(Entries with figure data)
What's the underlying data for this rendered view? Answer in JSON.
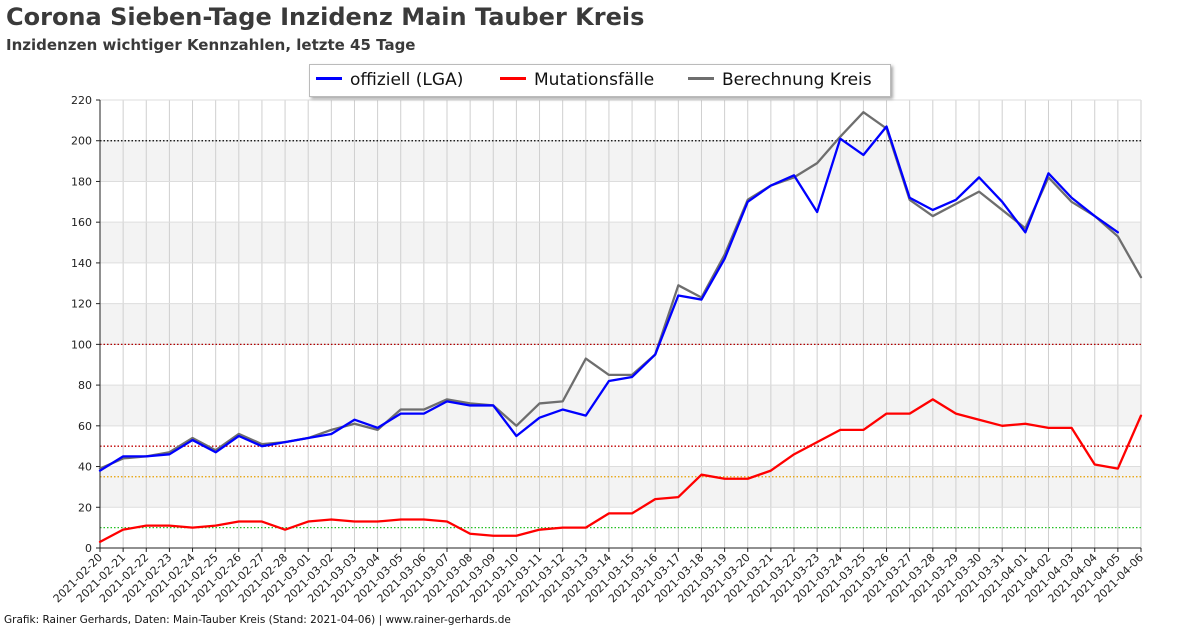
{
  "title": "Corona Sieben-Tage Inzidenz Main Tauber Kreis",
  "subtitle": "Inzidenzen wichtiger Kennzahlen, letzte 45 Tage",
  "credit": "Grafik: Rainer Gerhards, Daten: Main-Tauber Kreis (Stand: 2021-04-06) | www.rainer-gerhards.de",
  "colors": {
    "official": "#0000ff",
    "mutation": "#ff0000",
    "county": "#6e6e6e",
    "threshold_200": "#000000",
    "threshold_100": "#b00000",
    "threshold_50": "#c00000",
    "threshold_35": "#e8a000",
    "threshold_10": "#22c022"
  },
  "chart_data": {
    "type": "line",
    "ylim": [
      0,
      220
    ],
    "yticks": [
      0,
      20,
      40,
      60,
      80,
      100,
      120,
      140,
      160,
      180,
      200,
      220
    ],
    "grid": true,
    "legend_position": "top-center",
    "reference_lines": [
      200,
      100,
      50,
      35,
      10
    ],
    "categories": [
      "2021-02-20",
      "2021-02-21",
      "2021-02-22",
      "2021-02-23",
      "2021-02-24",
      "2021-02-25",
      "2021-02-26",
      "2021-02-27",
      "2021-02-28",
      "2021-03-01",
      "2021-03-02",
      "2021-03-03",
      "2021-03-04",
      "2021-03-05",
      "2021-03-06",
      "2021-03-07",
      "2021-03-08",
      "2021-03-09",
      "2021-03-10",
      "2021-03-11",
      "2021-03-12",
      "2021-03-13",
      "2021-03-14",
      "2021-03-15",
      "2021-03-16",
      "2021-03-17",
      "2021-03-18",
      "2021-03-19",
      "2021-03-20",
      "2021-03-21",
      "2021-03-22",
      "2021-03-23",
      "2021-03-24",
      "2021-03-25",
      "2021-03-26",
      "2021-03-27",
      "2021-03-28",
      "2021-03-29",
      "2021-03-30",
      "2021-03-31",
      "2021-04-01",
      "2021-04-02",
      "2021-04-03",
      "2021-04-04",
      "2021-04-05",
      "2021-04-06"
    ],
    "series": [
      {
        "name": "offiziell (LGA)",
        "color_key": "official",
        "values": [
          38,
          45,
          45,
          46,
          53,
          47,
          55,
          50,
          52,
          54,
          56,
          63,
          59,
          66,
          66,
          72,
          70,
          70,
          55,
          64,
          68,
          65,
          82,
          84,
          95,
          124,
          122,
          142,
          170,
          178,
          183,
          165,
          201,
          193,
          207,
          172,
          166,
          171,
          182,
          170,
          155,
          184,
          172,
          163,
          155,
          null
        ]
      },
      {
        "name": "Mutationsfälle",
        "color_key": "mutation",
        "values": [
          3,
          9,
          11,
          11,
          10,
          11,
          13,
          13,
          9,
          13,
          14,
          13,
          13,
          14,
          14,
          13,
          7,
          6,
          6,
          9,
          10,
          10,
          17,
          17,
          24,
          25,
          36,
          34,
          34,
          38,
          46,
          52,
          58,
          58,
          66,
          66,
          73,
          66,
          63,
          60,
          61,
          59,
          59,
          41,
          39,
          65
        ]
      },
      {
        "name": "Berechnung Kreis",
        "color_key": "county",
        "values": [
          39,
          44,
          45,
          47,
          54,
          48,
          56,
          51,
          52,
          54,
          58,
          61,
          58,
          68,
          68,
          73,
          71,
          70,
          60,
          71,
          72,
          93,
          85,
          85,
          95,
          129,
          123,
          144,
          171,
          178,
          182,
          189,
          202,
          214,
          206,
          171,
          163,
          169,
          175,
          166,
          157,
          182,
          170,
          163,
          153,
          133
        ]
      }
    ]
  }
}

EXERCISE TASK: Check each line of the entries for the string "Tage". Copy the lines that have it.

FINAL RESULT:
  "title": "Corona Sieben-Tage Inzidenz Main Tauber Kreis",
  "subtitle": "Inzidenzen wichtiger Kennzahlen, letzte 45 Tage",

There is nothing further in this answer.